Extracted data entries
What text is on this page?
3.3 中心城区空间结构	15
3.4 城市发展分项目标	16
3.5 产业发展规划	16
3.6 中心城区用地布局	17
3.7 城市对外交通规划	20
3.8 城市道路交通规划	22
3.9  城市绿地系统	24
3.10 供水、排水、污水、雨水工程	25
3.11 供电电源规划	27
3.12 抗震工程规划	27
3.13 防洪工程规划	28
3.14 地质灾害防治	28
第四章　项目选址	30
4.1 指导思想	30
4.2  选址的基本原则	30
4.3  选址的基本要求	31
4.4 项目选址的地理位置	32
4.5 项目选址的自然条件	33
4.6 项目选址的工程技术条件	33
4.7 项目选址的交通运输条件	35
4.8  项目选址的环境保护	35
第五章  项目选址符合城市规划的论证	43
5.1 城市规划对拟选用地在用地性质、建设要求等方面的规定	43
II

PROBLEM DESCRIPTION:
Above are some records; repeat all of them exactly.

SOLUTION TO THE PROBLEM:
What text is on this page?
3.3 中心城区空间结构	15
3.4 城市发展分项目标	16
3.5 产业发展规划	16
3.6 中心城区用地布局	17
3.7 城市对外交通规划	20
3.8 城市道路交通规划	22
3.9  城市绿地系统	24
3.10 供水、排水、污水、雨水工程	25
3.11 供电电源规划	27
3.12 抗震工程规划	27
3.13 防洪工程规划	28
3.14 地质灾害防治	28
第四章　项目选址	30
4.1 指导思想	30
4.2  选址的基本原则	30
4.3  选址的基本要求	31
4.4 项目选址的地理位置	32
4.5 项目选址的自然条件	33
4.6 项目选址的工程技术条件	33
4.7 项目选址的交通运输条件	35
4.8  项目选址的环境保护	35
第五章  项目选址符合城市规划的论证	43
5.1 城市规划对拟选用地在用地性质、建设要求等方面的规定	43
II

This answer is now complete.